[BEGIN Dataset]
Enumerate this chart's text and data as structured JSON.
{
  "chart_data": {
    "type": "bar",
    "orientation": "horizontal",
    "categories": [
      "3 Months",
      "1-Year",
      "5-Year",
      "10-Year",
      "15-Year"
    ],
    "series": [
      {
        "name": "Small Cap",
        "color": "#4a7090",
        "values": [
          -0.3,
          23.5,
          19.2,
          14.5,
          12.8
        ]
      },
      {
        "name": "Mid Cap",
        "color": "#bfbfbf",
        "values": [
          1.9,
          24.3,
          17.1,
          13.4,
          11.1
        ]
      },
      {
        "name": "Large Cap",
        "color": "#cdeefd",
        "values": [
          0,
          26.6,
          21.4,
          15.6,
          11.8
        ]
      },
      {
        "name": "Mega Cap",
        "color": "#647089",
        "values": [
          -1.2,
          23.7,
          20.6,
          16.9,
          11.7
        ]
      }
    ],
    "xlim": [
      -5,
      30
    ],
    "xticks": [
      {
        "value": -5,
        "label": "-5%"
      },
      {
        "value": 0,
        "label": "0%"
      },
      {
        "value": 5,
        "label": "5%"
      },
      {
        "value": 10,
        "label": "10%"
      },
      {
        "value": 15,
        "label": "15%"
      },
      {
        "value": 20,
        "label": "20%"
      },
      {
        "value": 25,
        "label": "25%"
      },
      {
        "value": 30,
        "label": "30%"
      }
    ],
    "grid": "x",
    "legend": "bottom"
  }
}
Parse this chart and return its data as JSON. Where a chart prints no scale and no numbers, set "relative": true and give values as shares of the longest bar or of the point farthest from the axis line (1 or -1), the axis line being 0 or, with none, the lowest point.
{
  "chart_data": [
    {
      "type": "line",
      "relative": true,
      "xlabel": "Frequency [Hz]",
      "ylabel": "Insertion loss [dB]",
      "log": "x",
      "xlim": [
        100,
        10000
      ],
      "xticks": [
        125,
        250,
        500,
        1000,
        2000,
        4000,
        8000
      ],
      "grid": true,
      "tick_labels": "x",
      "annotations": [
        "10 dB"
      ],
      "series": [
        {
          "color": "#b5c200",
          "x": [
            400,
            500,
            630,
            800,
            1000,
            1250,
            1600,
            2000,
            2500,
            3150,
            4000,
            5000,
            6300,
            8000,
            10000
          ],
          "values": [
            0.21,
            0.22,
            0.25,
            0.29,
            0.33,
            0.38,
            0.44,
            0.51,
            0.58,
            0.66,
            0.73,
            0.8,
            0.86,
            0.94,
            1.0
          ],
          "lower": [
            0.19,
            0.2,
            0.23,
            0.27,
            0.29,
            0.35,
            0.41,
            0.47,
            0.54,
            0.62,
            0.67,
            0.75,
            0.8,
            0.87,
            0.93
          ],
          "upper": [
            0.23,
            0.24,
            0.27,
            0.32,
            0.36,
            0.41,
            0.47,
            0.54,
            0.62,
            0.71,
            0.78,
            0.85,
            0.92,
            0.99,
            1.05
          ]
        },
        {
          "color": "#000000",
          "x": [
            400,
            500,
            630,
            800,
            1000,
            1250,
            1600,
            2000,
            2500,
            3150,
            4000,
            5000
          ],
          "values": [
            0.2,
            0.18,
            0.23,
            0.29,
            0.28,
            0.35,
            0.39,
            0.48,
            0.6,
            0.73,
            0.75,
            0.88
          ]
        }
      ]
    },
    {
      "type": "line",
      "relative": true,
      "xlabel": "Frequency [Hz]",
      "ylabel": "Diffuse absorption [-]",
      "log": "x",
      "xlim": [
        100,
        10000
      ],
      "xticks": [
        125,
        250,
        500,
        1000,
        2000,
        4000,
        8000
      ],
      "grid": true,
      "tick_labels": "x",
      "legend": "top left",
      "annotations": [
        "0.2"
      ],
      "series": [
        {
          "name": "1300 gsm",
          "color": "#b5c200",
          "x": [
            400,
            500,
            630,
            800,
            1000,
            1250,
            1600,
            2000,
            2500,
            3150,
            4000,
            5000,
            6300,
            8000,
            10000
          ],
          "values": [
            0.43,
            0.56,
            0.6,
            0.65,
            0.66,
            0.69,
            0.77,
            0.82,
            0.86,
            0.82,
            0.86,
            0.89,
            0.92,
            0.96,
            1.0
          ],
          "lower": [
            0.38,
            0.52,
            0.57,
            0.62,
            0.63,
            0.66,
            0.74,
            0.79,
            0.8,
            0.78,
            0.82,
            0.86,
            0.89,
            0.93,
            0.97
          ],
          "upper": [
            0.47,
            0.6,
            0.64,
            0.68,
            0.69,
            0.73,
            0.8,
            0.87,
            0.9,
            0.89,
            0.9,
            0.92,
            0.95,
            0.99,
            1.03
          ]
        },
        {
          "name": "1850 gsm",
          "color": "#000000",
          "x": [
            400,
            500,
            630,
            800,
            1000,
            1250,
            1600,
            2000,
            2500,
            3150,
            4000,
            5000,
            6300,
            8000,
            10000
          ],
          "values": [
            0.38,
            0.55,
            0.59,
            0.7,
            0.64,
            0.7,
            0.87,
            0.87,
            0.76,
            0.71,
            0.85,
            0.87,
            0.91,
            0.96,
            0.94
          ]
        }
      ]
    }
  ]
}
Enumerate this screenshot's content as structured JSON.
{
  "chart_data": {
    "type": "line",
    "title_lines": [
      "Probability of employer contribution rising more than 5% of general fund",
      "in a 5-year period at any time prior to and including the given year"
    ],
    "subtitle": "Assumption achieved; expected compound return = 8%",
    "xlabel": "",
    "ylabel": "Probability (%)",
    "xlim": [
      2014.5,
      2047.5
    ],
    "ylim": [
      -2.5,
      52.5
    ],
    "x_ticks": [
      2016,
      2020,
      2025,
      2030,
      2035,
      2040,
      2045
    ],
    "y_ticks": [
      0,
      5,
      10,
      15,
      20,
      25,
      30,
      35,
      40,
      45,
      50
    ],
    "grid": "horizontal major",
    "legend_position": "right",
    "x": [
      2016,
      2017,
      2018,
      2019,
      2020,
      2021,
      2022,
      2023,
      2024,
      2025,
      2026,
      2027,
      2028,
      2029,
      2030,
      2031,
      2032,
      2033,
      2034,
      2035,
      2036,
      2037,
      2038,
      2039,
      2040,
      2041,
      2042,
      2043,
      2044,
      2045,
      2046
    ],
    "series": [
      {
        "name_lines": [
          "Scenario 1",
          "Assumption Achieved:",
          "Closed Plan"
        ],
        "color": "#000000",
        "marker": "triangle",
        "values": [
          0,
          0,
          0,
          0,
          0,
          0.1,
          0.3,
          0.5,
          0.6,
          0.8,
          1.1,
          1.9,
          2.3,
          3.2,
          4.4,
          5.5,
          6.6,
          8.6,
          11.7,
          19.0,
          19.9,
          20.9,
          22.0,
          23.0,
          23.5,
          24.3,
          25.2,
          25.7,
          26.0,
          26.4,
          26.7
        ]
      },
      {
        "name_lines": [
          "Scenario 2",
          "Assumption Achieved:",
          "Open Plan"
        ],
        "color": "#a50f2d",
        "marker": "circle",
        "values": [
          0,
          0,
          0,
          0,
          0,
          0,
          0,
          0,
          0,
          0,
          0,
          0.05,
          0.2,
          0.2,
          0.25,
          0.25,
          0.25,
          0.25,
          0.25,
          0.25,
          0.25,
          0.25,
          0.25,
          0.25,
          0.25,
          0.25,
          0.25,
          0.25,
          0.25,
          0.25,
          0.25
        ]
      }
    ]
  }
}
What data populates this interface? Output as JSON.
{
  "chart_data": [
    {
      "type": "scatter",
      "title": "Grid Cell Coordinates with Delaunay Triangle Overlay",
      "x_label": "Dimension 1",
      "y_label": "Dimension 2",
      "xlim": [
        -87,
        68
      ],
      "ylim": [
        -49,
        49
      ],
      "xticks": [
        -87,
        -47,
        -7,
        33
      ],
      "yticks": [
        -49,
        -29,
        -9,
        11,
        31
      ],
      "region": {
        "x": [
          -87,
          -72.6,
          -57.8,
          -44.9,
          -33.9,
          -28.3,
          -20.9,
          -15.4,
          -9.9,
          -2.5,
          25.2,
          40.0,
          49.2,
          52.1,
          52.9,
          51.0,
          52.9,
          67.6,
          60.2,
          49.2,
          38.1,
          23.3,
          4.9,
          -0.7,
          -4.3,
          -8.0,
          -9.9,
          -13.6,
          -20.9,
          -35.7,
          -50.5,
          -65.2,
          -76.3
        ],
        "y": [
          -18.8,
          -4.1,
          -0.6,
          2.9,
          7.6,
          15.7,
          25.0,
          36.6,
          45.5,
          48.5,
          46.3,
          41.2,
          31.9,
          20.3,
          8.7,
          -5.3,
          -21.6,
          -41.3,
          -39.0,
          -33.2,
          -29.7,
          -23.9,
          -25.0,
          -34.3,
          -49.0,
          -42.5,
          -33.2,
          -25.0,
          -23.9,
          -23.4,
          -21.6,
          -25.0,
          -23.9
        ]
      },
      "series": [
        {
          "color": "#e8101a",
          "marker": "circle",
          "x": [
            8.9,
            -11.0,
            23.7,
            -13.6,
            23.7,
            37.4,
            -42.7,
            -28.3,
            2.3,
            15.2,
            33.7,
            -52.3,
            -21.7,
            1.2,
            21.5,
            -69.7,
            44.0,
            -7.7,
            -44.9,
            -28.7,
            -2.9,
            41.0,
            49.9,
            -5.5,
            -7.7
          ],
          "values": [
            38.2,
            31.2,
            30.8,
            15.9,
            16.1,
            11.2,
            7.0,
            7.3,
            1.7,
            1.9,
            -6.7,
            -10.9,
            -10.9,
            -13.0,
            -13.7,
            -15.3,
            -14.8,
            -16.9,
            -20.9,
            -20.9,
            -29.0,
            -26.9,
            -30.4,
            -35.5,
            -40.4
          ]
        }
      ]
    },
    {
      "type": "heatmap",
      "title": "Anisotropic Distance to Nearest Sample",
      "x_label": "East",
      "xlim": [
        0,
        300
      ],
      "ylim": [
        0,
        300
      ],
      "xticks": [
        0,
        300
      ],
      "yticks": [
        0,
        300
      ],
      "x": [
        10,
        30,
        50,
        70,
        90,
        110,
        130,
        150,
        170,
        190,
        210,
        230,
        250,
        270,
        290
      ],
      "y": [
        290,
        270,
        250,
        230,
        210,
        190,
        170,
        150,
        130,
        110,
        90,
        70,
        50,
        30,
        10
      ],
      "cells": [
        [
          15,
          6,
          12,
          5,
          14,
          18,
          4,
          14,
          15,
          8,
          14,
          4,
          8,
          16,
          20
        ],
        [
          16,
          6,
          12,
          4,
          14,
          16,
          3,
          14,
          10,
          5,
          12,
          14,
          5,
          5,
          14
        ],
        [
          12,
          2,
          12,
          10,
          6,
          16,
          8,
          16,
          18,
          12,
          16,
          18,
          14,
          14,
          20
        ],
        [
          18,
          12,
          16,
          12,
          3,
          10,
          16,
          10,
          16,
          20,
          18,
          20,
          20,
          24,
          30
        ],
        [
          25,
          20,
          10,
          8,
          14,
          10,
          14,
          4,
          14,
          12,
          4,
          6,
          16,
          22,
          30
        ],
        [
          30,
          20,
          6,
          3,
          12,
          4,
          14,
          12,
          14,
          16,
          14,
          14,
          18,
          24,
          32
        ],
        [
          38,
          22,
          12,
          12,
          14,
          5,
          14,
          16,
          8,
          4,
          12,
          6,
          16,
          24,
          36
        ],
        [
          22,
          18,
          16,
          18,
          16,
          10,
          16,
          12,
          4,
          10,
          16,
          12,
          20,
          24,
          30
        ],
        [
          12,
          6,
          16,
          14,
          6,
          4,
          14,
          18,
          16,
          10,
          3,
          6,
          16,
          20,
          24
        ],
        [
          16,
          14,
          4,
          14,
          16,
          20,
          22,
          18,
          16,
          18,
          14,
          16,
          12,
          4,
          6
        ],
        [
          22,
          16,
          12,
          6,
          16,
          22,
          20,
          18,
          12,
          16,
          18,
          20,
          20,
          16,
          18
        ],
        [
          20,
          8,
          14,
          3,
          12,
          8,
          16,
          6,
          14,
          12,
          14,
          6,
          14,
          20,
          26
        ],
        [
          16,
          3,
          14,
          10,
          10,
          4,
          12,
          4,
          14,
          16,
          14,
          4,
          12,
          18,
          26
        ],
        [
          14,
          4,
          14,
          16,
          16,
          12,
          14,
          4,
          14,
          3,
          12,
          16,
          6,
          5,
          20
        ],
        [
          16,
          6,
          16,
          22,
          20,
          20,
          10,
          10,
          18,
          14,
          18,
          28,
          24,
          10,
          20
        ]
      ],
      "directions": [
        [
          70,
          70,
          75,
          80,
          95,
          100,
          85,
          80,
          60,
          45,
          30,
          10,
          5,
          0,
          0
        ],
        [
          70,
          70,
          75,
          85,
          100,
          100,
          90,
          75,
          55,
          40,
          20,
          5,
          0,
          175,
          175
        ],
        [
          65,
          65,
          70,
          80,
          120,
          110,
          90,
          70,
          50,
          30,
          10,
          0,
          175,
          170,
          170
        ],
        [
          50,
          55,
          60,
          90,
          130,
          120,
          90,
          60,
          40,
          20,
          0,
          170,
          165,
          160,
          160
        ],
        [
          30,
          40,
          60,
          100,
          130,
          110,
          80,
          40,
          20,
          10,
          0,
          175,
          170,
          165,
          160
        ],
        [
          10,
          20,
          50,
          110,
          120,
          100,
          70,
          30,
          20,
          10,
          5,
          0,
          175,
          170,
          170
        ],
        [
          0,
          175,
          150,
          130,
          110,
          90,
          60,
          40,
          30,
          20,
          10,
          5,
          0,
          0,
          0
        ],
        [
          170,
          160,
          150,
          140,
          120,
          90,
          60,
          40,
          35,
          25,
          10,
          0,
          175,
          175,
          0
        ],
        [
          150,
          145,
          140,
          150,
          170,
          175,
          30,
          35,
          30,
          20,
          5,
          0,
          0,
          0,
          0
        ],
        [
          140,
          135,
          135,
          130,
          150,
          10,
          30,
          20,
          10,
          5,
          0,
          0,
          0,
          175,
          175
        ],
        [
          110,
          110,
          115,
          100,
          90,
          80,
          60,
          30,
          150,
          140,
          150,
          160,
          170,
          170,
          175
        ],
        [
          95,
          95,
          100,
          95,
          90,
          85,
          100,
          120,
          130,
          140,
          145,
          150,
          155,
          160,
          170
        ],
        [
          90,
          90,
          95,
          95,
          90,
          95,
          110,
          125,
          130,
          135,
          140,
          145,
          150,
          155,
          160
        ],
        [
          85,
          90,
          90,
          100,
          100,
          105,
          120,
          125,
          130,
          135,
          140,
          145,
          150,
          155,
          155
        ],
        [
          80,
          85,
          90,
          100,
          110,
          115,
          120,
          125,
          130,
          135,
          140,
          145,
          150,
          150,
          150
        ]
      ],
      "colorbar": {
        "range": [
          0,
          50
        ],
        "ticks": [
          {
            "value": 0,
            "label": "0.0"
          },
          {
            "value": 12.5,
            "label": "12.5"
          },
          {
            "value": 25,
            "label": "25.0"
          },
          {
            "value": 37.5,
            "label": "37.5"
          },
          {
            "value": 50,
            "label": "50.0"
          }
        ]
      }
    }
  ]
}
[END Dataset]
* [Task details]:
In the listing above, find the lines holding the word "marker" and copy them.

* [Answer to this exercise]:
        "marker": "triangle",
        "marker": "circle",
          "marker": "circle",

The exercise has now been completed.